◆ Objective ◆
Restate exactly, and only, the lines from the one with "Enumerate this screenshot's" through the end of the data, with both of those end lines kept. Drop any pictures.

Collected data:
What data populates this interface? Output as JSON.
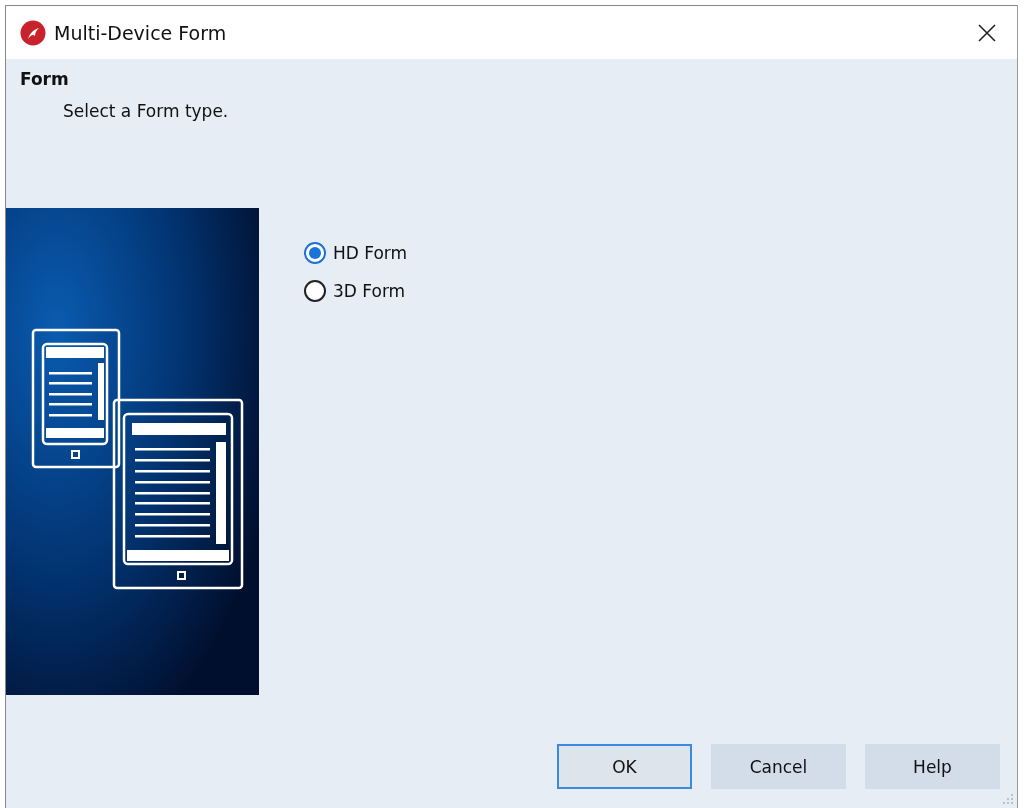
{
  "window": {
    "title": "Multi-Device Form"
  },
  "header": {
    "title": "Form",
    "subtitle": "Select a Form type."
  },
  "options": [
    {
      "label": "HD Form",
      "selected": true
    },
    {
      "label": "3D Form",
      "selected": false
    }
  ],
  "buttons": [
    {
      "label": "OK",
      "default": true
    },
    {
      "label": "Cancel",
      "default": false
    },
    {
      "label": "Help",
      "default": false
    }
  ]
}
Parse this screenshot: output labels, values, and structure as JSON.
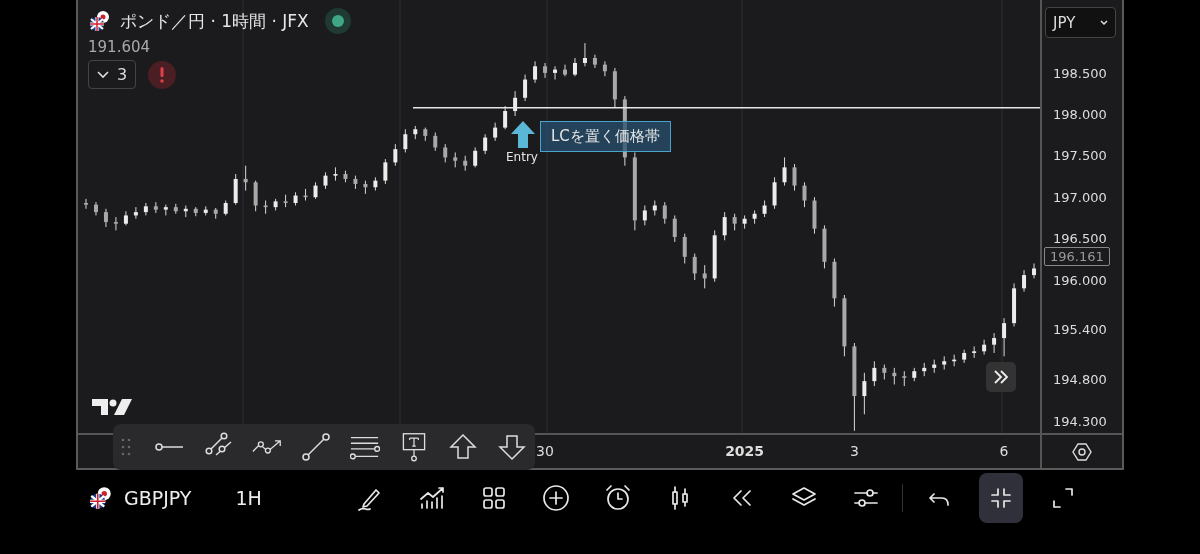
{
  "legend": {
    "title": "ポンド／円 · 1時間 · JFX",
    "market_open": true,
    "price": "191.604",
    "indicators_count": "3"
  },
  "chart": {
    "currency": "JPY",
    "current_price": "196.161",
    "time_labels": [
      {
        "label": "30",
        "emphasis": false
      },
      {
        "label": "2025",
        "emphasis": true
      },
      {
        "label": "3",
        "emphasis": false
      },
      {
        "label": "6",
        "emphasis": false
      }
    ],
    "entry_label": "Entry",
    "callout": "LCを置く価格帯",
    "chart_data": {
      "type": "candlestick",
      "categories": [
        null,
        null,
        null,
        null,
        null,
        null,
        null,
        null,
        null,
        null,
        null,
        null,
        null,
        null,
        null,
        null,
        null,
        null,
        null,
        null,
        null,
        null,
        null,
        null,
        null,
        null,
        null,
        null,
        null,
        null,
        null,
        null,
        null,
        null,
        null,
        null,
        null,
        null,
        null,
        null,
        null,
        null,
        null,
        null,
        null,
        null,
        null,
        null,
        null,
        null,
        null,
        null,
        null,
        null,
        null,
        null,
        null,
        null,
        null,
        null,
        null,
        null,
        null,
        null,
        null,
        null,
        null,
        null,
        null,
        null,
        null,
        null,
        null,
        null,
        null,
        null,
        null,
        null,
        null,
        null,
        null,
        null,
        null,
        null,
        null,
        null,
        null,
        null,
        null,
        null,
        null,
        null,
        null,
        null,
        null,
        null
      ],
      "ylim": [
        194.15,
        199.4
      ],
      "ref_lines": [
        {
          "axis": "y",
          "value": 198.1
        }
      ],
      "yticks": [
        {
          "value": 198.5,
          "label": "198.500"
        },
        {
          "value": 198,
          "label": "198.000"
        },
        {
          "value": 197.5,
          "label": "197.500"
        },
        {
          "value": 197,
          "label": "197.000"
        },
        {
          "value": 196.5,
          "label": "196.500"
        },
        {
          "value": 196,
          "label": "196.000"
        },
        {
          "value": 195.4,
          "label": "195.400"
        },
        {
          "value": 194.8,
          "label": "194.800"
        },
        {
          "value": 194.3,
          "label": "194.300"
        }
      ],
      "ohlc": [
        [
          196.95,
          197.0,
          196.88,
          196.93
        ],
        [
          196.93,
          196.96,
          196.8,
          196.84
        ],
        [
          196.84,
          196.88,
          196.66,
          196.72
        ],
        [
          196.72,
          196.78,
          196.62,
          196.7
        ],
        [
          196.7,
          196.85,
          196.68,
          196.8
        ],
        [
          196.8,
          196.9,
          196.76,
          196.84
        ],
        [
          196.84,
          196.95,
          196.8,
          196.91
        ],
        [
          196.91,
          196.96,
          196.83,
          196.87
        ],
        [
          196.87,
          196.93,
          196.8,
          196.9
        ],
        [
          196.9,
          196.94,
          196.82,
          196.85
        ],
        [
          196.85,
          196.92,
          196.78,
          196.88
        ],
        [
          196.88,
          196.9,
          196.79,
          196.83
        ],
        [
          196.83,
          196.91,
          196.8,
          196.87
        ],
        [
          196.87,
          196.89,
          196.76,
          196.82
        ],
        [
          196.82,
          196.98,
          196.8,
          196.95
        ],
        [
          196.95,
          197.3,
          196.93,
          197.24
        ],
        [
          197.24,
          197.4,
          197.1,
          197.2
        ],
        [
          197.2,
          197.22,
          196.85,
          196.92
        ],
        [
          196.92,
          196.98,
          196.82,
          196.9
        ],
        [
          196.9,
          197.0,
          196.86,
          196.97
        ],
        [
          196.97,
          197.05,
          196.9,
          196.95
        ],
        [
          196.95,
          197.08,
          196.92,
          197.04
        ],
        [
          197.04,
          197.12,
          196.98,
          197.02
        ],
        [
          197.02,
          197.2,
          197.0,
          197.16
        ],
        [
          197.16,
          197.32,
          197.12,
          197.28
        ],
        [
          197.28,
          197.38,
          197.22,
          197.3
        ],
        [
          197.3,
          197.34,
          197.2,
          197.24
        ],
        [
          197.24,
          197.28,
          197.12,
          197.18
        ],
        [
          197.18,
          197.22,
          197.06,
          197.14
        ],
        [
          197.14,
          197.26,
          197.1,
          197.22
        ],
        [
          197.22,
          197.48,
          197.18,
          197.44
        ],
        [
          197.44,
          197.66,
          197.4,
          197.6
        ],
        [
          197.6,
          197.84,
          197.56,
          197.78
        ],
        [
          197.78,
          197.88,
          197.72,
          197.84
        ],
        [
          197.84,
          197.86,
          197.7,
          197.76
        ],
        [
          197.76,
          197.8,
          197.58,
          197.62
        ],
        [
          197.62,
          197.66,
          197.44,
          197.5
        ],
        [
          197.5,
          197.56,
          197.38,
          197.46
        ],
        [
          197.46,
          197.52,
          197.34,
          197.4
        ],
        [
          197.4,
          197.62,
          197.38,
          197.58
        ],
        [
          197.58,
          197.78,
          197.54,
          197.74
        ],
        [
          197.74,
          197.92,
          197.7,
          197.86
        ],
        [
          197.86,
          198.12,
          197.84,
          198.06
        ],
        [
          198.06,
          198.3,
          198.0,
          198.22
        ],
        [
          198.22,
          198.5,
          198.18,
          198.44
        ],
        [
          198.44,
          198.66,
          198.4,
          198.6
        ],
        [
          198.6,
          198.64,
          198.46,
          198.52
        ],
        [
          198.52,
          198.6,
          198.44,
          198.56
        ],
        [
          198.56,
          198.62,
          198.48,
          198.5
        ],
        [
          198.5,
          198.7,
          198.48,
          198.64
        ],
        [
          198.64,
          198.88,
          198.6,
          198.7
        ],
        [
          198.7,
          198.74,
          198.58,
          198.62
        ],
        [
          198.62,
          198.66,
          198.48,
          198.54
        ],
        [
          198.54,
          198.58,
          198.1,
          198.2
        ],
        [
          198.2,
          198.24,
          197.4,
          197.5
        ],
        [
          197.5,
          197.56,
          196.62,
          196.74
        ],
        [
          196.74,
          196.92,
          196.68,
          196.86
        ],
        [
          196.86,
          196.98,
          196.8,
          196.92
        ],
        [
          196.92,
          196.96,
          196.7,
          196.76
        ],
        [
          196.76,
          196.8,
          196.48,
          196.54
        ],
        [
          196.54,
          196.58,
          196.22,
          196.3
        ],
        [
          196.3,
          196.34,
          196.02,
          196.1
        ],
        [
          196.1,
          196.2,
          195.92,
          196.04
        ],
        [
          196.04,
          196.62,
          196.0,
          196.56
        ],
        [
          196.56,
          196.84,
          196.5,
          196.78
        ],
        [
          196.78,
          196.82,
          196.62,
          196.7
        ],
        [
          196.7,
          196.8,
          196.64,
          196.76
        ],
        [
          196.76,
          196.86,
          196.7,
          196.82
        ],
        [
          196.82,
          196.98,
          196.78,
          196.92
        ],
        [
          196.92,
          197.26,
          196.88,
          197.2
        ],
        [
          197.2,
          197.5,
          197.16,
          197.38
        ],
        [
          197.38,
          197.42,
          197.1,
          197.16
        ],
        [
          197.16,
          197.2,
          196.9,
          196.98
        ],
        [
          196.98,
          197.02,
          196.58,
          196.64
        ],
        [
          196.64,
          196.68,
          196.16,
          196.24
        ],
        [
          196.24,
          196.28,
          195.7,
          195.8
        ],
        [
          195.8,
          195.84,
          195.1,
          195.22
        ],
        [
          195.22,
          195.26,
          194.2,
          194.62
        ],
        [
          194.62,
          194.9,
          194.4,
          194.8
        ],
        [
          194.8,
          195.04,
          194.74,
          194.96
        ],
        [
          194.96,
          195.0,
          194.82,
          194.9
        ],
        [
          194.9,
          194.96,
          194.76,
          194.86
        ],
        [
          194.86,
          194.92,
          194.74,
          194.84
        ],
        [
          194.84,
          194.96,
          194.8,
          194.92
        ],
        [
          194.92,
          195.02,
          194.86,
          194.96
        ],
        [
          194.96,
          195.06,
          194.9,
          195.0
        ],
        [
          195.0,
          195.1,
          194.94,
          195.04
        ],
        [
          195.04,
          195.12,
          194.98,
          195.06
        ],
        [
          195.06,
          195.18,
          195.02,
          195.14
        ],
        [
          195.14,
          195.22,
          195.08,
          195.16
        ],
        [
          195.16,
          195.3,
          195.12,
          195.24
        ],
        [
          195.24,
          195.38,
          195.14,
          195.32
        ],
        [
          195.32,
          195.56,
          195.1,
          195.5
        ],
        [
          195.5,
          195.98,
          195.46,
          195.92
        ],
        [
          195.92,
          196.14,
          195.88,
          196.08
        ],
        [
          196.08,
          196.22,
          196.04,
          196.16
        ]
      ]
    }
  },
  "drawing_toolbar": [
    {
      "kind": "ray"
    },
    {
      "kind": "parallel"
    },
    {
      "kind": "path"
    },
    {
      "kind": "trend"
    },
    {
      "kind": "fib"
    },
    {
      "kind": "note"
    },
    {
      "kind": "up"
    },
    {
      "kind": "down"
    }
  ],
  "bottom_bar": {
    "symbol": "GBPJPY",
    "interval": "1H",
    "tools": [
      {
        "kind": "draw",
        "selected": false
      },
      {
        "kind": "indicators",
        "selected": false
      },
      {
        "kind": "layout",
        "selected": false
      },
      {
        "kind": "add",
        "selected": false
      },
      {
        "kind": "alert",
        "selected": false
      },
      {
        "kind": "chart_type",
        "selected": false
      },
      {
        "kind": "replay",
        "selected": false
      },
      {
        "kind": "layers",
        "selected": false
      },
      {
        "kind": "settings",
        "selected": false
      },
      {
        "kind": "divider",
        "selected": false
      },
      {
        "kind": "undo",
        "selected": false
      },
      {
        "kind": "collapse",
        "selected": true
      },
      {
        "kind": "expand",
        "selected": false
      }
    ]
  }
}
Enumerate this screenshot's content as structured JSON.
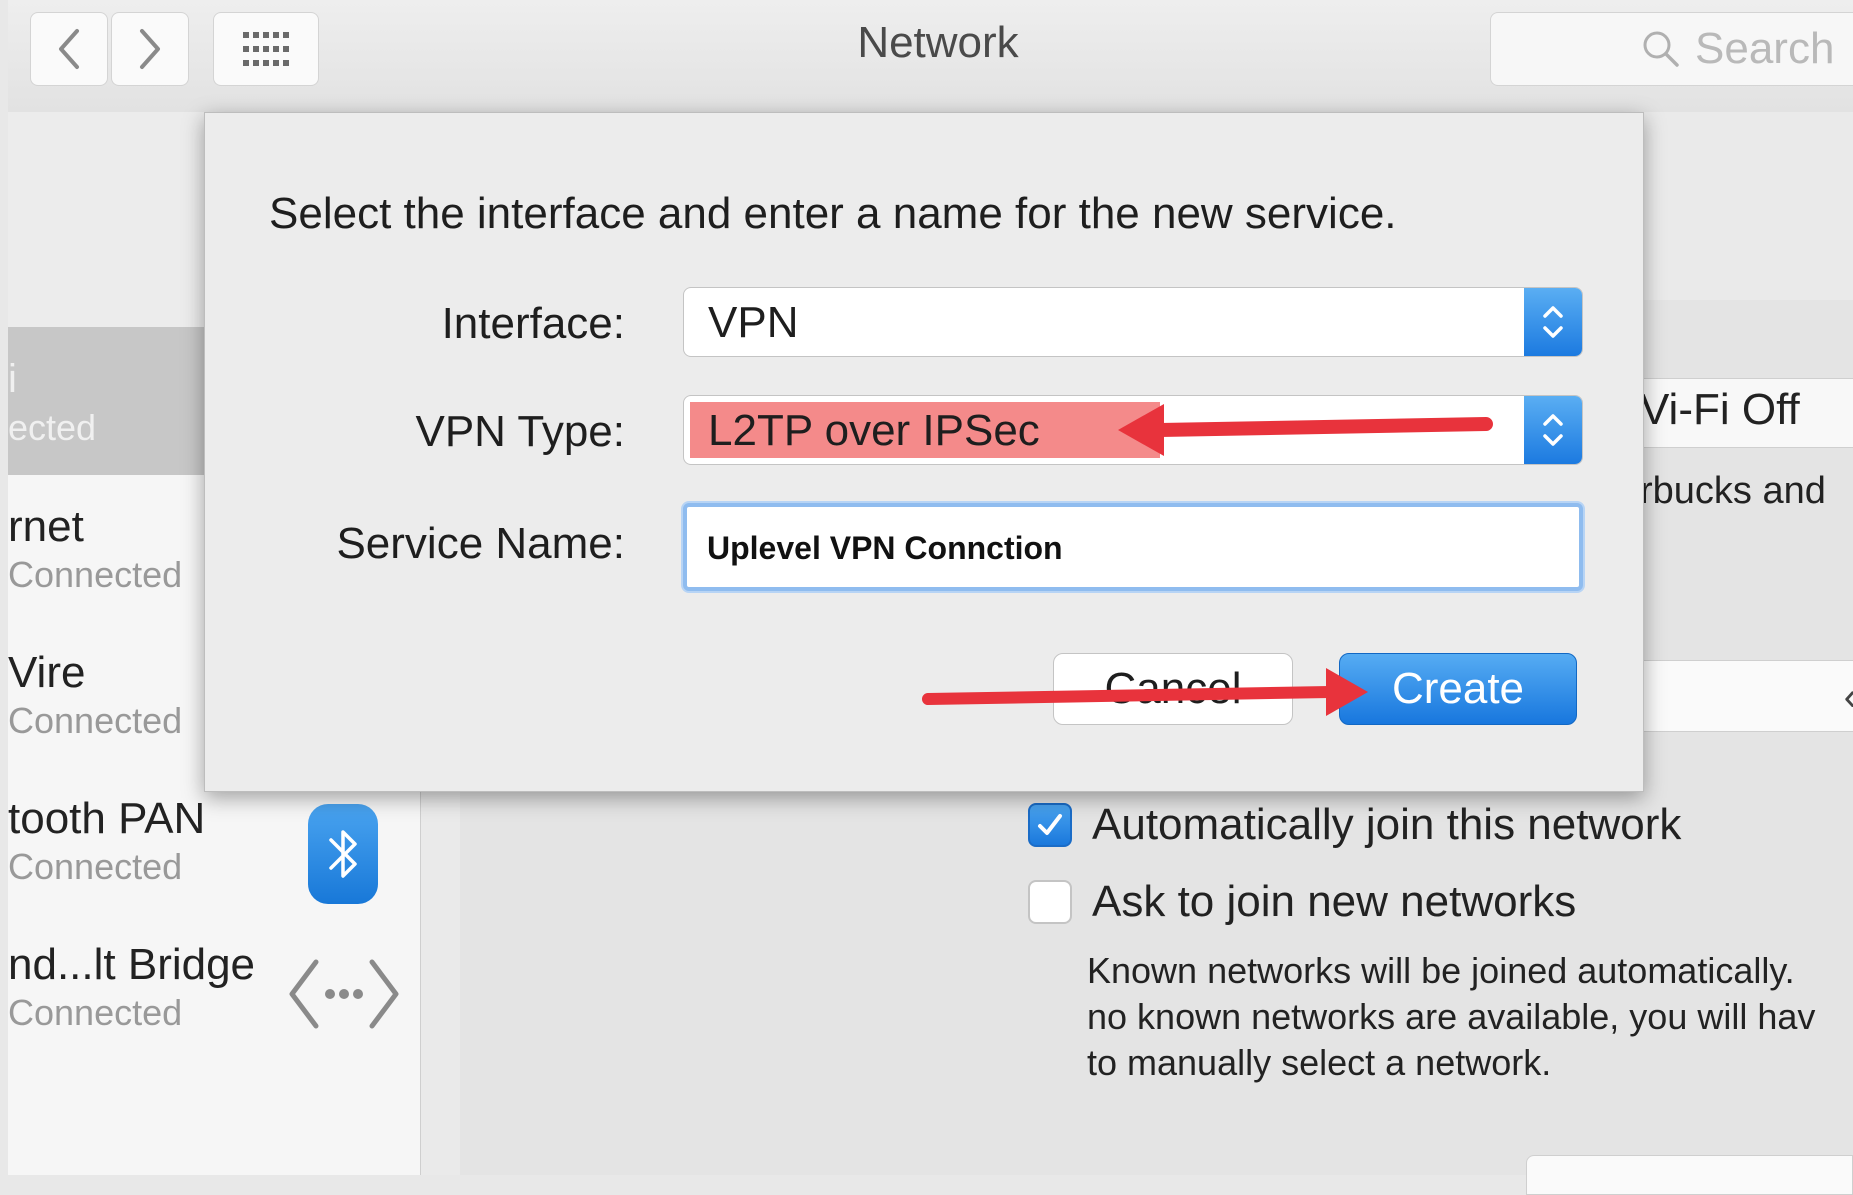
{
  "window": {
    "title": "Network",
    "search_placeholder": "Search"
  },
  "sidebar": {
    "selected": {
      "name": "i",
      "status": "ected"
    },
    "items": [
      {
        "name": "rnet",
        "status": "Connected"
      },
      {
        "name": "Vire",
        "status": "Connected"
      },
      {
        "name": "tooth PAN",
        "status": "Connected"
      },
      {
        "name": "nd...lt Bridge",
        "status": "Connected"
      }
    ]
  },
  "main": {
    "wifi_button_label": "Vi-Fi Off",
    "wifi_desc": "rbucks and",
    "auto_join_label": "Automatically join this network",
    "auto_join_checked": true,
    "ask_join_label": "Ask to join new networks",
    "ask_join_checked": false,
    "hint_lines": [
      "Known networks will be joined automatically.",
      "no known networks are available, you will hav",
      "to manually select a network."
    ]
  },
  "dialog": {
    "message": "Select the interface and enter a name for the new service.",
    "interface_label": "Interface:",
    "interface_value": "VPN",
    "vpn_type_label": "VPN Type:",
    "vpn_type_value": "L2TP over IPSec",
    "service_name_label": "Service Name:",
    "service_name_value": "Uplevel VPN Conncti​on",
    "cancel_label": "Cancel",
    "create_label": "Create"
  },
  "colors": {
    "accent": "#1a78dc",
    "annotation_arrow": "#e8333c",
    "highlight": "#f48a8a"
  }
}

◆ Result below ◆
Enumerate this screenshot's content as structured JSON.
{
  "window": {
    "title": "Network",
    "search_placeholder": "Search"
  },
  "sidebar": {
    "selected": {
      "name": "i",
      "status": "ected"
    },
    "items": [
      {
        "name": "rnet",
        "status": "Connected"
      },
      {
        "name": "Vire",
        "status": "Connected"
      },
      {
        "name": "tooth PAN",
        "status": "Connected"
      },
      {
        "name": "nd...lt Bridge",
        "status": "Connected"
      }
    ]
  },
  "main": {
    "wifi_button_label": "Vi-Fi Off",
    "wifi_desc": "rbucks and",
    "auto_join_label": "Automatically join this network",
    "auto_join_checked": true,
    "ask_join_label": "Ask to join new networks",
    "ask_join_checked": false,
    "hint_lines": [
      "Known networks will be joined automatically.",
      "no known networks are available, you will hav",
      "to manually select a network."
    ]
  },
  "dialog": {
    "message": "Select the interface and enter a name for the new service.",
    "interface_label": "Interface:",
    "interface_value": "VPN",
    "vpn_type_label": "VPN Type:",
    "vpn_type_value": "L2TP over IPSec",
    "service_name_label": "Service Name:",
    "service_name_value": "Uplevel VPN Conncti​on",
    "cancel_label": "Cancel",
    "create_label": "Create"
  },
  "colors": {
    "accent": "#1a78dc",
    "annotation_arrow": "#e8333c",
    "highlight": "#f48a8a"
  }
}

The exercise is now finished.